Dataset excerpts:
# # # # # # #

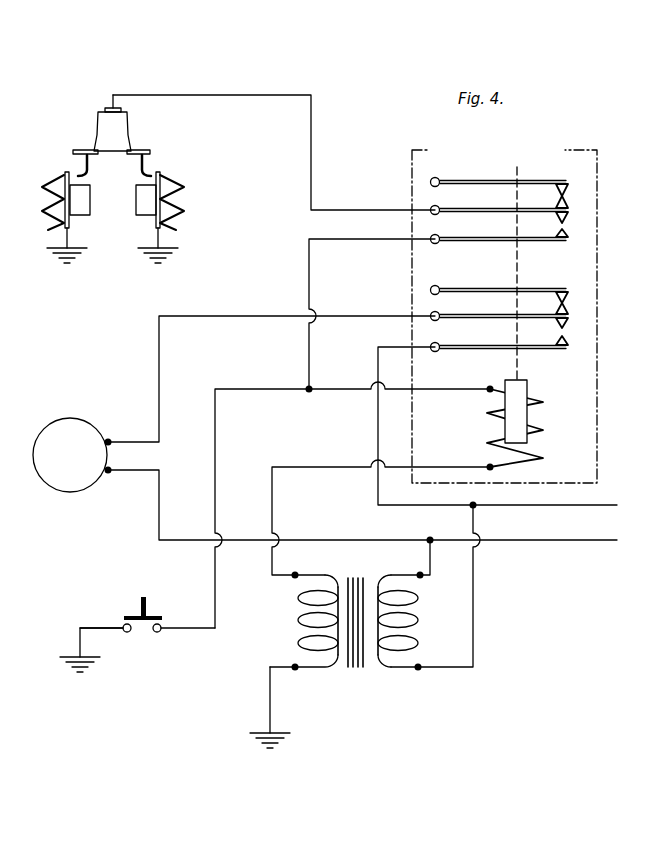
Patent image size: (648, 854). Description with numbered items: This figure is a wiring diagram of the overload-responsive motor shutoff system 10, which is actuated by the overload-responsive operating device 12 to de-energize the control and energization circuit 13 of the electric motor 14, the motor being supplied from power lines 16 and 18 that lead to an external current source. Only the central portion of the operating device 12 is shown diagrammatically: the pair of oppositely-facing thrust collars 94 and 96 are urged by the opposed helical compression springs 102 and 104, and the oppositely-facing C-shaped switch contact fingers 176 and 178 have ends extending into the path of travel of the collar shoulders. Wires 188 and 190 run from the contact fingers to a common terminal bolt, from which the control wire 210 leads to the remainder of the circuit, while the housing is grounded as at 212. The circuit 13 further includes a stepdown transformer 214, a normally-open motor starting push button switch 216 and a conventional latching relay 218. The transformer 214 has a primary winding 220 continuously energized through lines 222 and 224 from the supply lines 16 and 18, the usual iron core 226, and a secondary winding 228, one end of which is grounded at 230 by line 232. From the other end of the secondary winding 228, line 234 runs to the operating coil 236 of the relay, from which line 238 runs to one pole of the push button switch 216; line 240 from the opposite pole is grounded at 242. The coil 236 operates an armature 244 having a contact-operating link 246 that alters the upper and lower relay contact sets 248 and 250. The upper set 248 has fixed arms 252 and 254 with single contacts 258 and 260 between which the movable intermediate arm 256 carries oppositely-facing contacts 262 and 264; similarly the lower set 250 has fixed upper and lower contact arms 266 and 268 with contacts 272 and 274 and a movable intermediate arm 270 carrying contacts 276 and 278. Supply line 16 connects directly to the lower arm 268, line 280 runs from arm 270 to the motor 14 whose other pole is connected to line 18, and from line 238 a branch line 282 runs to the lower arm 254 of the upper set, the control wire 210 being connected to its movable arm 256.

The overload-responsive motor shutoff system 10 is at (176, 87).
The overload-responsive operating device 12 is at (122, 177).
The control and energization circuit 13 is at (314, 151).
The electric motor 14 is at (84, 419).
The power line 16 is at (377, 428).
The power line 18 is at (575, 541).
The thrust collar 94 is at (148, 215).
The thrust collar 96 is at (78, 215).
The helical compression spring 102 is at (186, 198).
The helical compression spring 104 is at (48, 200).
The switch contact finger 176 is at (150, 160).
The switch contact finger 178 is at (82, 160).
The wire 188 is at (128, 128).
The wire 190 is at (111, 100).
The control wire 210 is at (225, 95).
The ground 212 is at (70, 258).
The stepdown transformer 214 is at (364, 646).
The motor starting push button switch 216 is at (158, 608).
The latching relay 218 is at (590, 149).
The primary winding 220 is at (415, 632).
The line 222 is at (475, 596).
The line 224 is at (432, 567).
The iron core 226 is at (355, 670).
The secondary winding 228 is at (318, 669).
The ground 230 is at (265, 732).
The line 232 is at (274, 666).
The line 234 is at (272, 506).
The operating coil 236 is at (543, 436).
The line 238 is at (350, 388).
The line 240 is at (102, 628).
The ground 242 is at (83, 667).
The armature 244 is at (528, 391).
The contact-operating link 246 is at (518, 272).
The upper relay contact set 248 is at (586, 212).
The lower relay contact set 250 is at (574, 320).
The fixed arm 252 is at (472, 181).
The fixed arm 254 is at (471, 238).
The movable intermediate arm 256 is at (472, 209).
The contact 258 is at (563, 183).
The contact 260 is at (570, 239).
The movable contact 262 is at (568, 198).
The movable contact 264 is at (571, 225).
The fixed upper contact arm 266 is at (479, 289).
The fixed lower contact arm 268 is at (479, 346).
The movable intermediate arm 270 is at (479, 315).
The contact 272 is at (570, 296).
The contact 274 is at (571, 344).
The contact 276 is at (570, 310).
The contact 278 is at (571, 326).
The line 280 is at (278, 316).
The branch line 282 is at (308, 262).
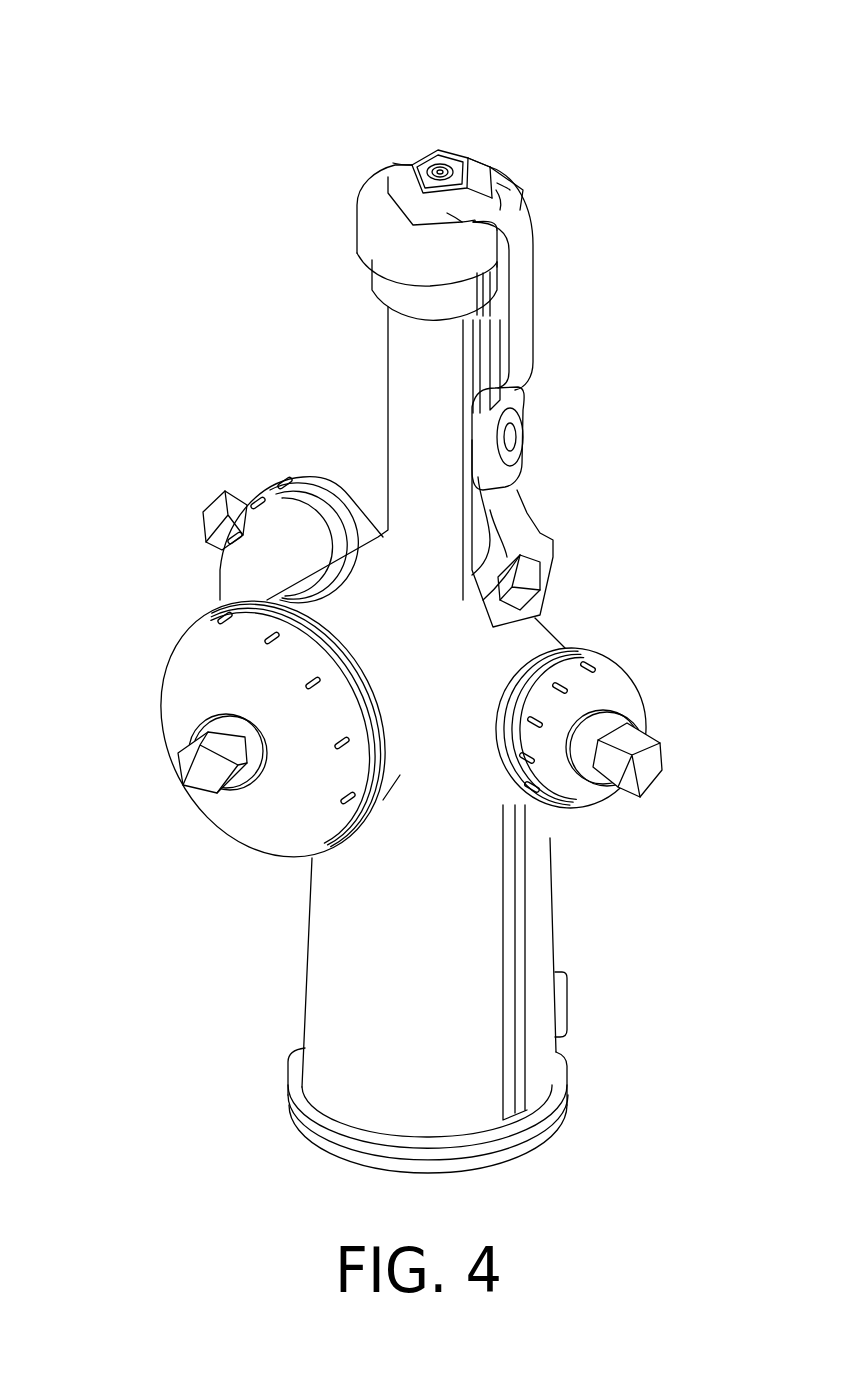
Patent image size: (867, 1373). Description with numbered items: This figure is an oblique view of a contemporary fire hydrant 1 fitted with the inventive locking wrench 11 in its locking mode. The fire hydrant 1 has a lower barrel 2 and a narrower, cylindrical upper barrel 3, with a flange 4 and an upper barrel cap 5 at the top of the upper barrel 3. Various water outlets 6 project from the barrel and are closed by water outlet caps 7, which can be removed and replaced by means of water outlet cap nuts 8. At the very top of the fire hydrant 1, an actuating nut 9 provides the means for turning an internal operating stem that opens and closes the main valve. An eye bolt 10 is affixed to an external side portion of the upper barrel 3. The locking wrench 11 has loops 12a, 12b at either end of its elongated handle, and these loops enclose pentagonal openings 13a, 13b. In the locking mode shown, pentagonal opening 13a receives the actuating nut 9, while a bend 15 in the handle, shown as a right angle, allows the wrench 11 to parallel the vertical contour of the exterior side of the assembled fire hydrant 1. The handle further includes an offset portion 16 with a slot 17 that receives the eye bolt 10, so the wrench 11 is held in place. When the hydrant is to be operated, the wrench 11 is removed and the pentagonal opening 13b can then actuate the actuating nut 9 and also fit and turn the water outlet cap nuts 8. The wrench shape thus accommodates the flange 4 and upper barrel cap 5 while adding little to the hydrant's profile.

The fire hydrant 1 is at (258, 80).
The lower barrel 2 is at (555, 955).
The upper barrel 3 is at (386, 395).
The flange 4 is at (370, 283).
The upper barrel cap 5 is at (362, 188).
The water outlets 6 is at (250, 595).
The water outlet caps 7 is at (287, 480).
The water outlet cap nuts 8 is at (182, 757).
The actuating nut 9 is at (424, 153).
The eye bolt 10 is at (522, 437).
The locking wrench 11 is at (537, 323).
The loop 12a is at (393, 163).
The loop 12b is at (543, 532).
The pentagonal opening 13a is at (480, 172).
The pentagonal opening 13b is at (528, 575).
The bend 15 is at (525, 223).
The offset portion 16 is at (523, 403).
The slot 17 is at (520, 466).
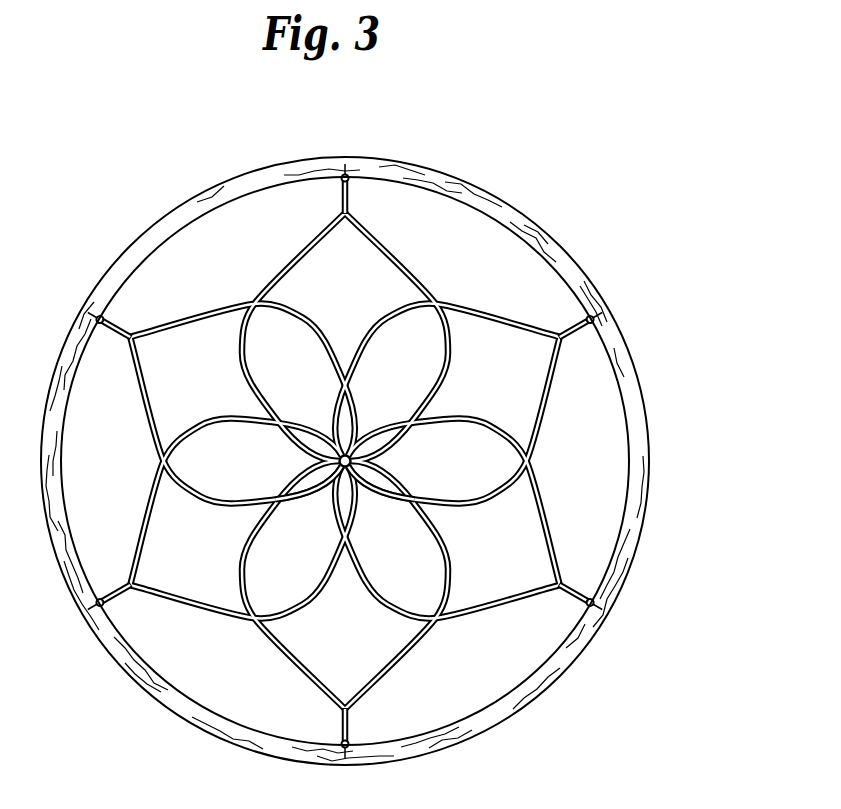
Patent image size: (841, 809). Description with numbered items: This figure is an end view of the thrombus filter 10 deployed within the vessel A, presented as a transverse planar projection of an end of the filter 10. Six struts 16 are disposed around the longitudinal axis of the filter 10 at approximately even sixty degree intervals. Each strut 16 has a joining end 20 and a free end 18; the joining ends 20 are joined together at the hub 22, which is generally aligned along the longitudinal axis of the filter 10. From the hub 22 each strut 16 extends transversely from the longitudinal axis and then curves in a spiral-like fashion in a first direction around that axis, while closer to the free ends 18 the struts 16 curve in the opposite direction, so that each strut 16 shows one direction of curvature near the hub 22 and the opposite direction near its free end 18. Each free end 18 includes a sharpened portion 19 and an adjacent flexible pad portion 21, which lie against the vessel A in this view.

The thrombus filter 10 is at (403, 421).
The struts 16 is at (293, 257).
The free end 18 is at (357, 175).
The sharpened portion 19 is at (345, 178).
The joining end 20 is at (346, 440).
The flexible pad portion 21 is at (347, 180).
The hub 22 is at (278, 463).
The vessel A is at (478, 196).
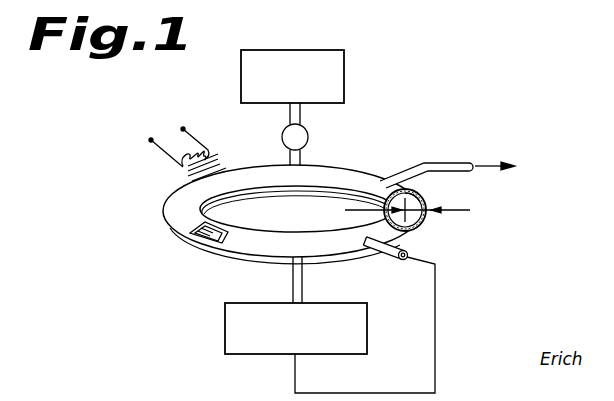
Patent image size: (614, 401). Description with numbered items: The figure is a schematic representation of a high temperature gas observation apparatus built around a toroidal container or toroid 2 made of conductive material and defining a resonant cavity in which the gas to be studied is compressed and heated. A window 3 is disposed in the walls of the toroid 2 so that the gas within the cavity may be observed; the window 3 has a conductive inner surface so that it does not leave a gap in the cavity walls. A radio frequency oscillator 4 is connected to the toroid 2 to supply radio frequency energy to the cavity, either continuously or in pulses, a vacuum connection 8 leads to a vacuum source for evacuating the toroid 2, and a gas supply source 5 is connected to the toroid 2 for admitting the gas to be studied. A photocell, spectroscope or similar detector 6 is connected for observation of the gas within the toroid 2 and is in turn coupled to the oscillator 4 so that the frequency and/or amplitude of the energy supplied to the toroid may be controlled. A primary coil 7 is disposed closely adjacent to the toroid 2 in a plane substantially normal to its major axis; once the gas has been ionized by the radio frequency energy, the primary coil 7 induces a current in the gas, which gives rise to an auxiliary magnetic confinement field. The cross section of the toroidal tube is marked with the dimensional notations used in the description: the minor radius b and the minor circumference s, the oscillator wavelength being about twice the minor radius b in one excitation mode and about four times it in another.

The toroidal container 2 is at (163, 207).
The window 3 is at (197, 240).
The radio frequency oscillator 4 is at (225, 330).
The gas supply source 5 is at (345, 88).
The detector 6 is at (408, 243).
The primary coil 7 is at (162, 158).
The vacuum connection 8 is at (421, 162).
The minor circumference s is at (417, 201).
The minor radius b is at (417, 210).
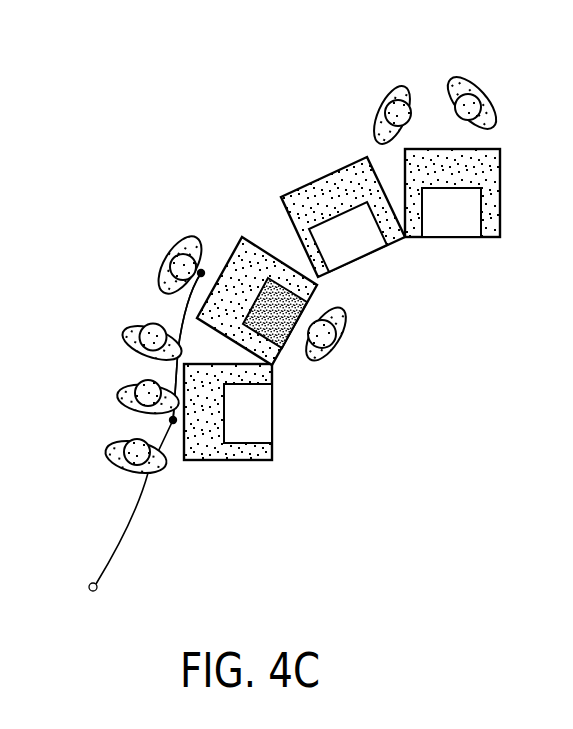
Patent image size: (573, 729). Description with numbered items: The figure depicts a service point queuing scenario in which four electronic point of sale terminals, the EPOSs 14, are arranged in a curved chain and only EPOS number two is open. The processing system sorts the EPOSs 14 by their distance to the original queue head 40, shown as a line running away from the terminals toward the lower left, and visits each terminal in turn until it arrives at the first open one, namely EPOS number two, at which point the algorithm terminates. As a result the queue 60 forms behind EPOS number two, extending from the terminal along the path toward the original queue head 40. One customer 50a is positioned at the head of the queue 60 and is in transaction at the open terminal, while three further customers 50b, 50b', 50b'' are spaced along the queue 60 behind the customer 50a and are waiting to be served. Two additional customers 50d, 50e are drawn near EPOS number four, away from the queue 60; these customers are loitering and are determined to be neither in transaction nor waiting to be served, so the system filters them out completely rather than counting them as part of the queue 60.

The EPOS 14 is at (272, 420).
The original queue head 40 is at (148, 473).
The queue 60 is at (182, 315).
The customer 50a is at (167, 257).
The customer 50b is at (120, 337).
The customer 50b' is at (112, 392).
The customer 50b'' is at (97, 451).
The customer 50d is at (390, 85).
The customer 50e is at (458, 80).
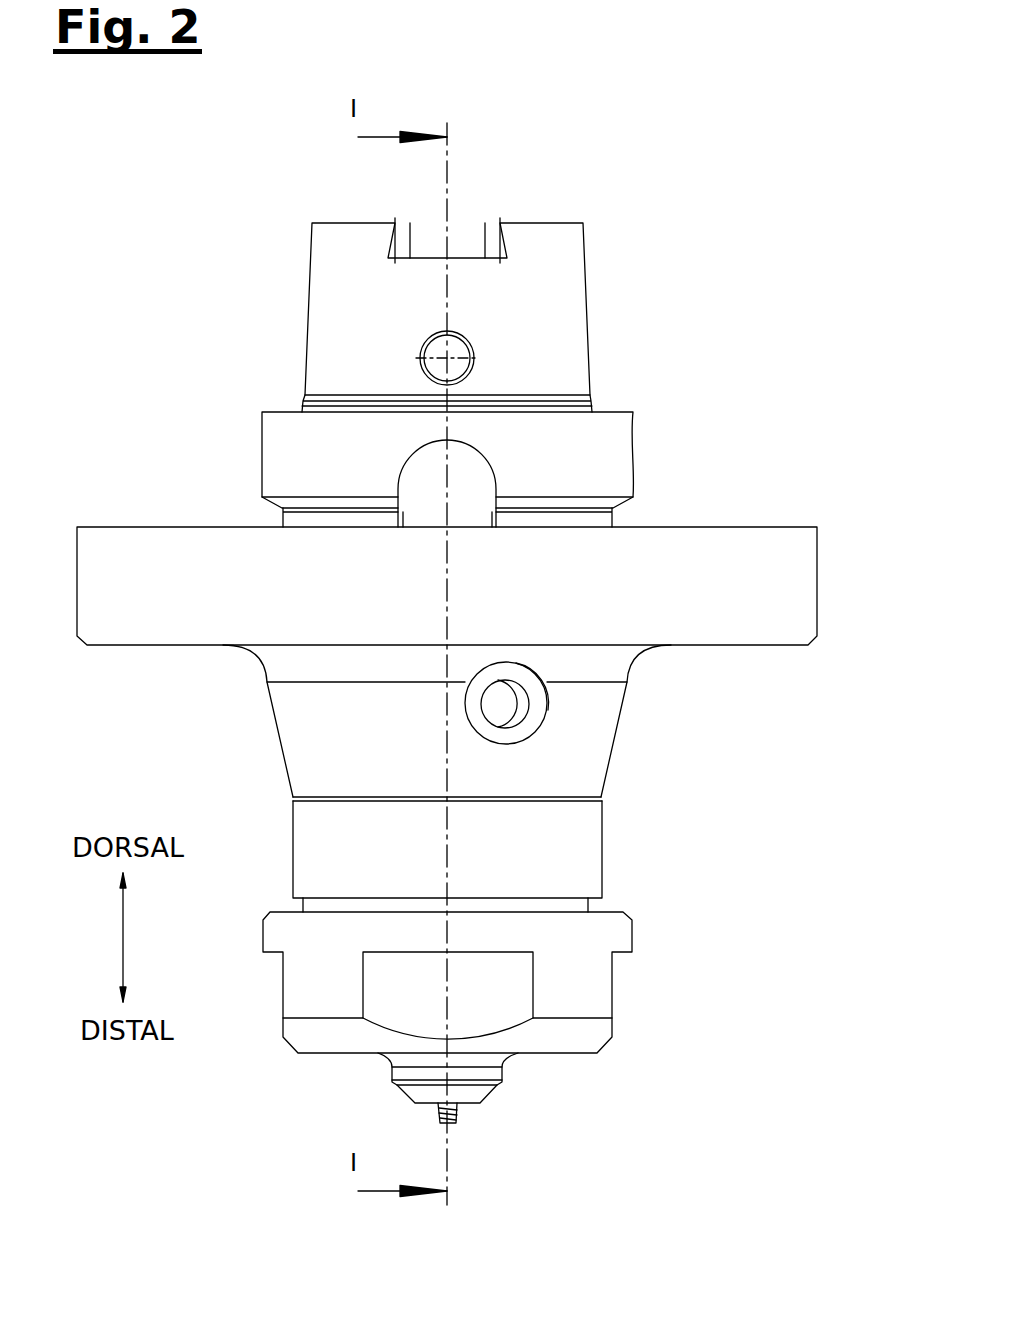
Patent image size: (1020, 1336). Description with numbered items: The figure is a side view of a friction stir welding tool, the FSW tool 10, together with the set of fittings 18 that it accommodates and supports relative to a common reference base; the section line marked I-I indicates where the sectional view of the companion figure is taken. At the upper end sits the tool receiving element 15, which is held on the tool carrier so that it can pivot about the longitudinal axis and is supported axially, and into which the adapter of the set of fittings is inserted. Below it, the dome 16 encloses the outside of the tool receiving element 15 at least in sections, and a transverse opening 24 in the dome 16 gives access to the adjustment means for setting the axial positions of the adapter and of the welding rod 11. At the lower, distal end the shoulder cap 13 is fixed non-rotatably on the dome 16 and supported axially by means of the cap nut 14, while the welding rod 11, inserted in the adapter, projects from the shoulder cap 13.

The FSW tool 10 is at (447, 743).
The set of fittings 18 is at (447, 743).
The tool receiving element 15 is at (622, 430).
The opening 24 is at (505, 703).
The dome 16 is at (583, 827).
The cap nut 14 is at (598, 1033).
The shoulder cap 13 is at (483, 1090).
The welding rod 11 is at (455, 1120).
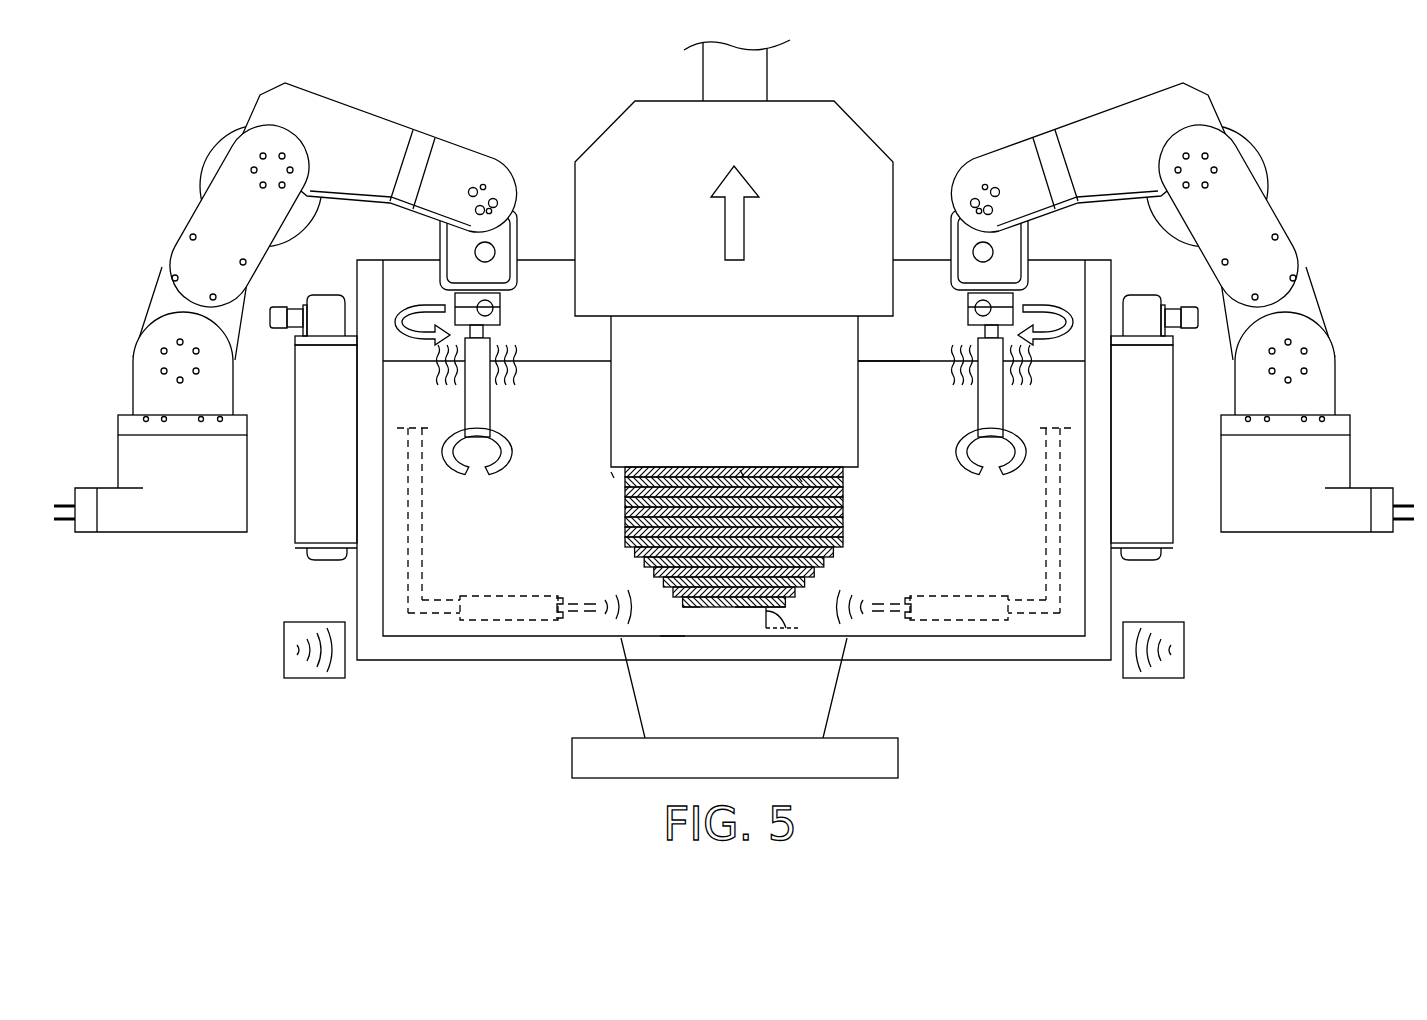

# # # # # # #

Problem to work on >>
Rewrite the lines from the line with "Patent image size: (573, 729)." to the line with "The customer 50e is at (458, 80).", changing "curved chain" to "curved row" and keeping all other wording the same.

Exercise output >>
Patent image size: (573, 729). Description with numbered items: The figure depicts a service point queuing scenario in which four electronic point of sale terminals, the EPOSs 14, are arranged in a curved row and only EPOS number two is open. The processing system sorts the EPOSs 14 by their distance to the original queue head 40, shown as a line running away from the terminals toward the lower left, and visits each terminal in turn until it arrives at the first open one, namely EPOS number two, at which point the algorithm terminates. As a result the queue 60 forms behind EPOS number two, extending from the terminal along the path toward the original queue head 40. One customer 50a is positioned at the head of the queue 60 and is in transaction at the open terminal, while three further customers 50b, 50b', 50b'' are spaced along the queue 60 behind the customer 50a and are waiting to be served. Two additional customers 50d, 50e are drawn near EPOS number four, away from the queue 60; these customers are loitering and are determined to be neither in transaction nor waiting to be served, so the system filters them out completely rather than counting them as part of the queue 60.

The EPOS 14 is at (272, 420).
The original queue head 40 is at (148, 473).
The queue 60 is at (182, 315).
The customer 50a is at (167, 257).
The customer 50b is at (120, 337).
The customer 50b' is at (112, 392).
The customer 50b'' is at (97, 451).
The customer 50d is at (390, 85).
The customer 50e is at (458, 80).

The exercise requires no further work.